• **Set problem**: Every record below is to be retyped exactly.

• **Records from a data source**:
-- begin --

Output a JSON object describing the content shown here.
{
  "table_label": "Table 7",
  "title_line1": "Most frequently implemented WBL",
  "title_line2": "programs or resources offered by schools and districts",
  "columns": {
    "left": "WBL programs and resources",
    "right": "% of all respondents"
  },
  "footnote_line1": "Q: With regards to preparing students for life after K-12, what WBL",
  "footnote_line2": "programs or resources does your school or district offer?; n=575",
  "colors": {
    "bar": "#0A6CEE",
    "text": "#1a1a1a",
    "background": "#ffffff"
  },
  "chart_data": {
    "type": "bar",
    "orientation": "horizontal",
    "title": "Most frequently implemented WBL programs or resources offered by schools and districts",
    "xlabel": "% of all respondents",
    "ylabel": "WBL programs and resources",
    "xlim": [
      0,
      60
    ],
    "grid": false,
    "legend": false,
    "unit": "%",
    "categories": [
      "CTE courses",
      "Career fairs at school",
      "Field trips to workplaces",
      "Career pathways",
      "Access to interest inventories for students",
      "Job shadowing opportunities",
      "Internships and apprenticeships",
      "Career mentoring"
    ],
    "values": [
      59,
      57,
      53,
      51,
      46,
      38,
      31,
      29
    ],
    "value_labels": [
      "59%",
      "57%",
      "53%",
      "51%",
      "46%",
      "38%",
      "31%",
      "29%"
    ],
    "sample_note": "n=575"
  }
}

-- end --

• **Exercise output**:
Output a JSON object describing the content shown here.
{
  "table_label": "Table 7",
  "title_line1": "Most frequently implemented WBL",
  "title_line2": "programs or resources offered by schools and districts",
  "columns": {
    "left": "WBL programs and resources",
    "right": "% of all respondents"
  },
  "footnote_line1": "Q: With regards to preparing students for life after K-12, what WBL",
  "footnote_line2": "programs or resources does your school or district offer?; n=575",
  "colors": {
    "bar": "#0A6CEE",
    "text": "#1a1a1a",
    "background": "#ffffff"
  },
  "chart_data": {
    "type": "bar",
    "orientation": "horizontal",
    "title": "Most frequently implemented WBL programs or resources offered by schools and districts",
    "xlabel": "% of all respondents",
    "ylabel": "WBL programs and resources",
    "xlim": [
      0,
      60
    ],
    "grid": false,
    "legend": false,
    "unit": "%",
    "categories": [
      "CTE courses",
      "Career fairs at school",
      "Field trips to workplaces",
      "Career pathways",
      "Access to interest inventories for students",
      "Job shadowing opportunities",
      "Internships and apprenticeships",
      "Career mentoring"
    ],
    "values": [
      59,
      57,
      53,
      51,
      46,
      38,
      31,
      29
    ],
    "value_labels": [
      "59%",
      "57%",
      "53%",
      "51%",
      "46%",
      "38%",
      "31%",
      "29%"
    ],
    "sample_note": "n=575"
  }
}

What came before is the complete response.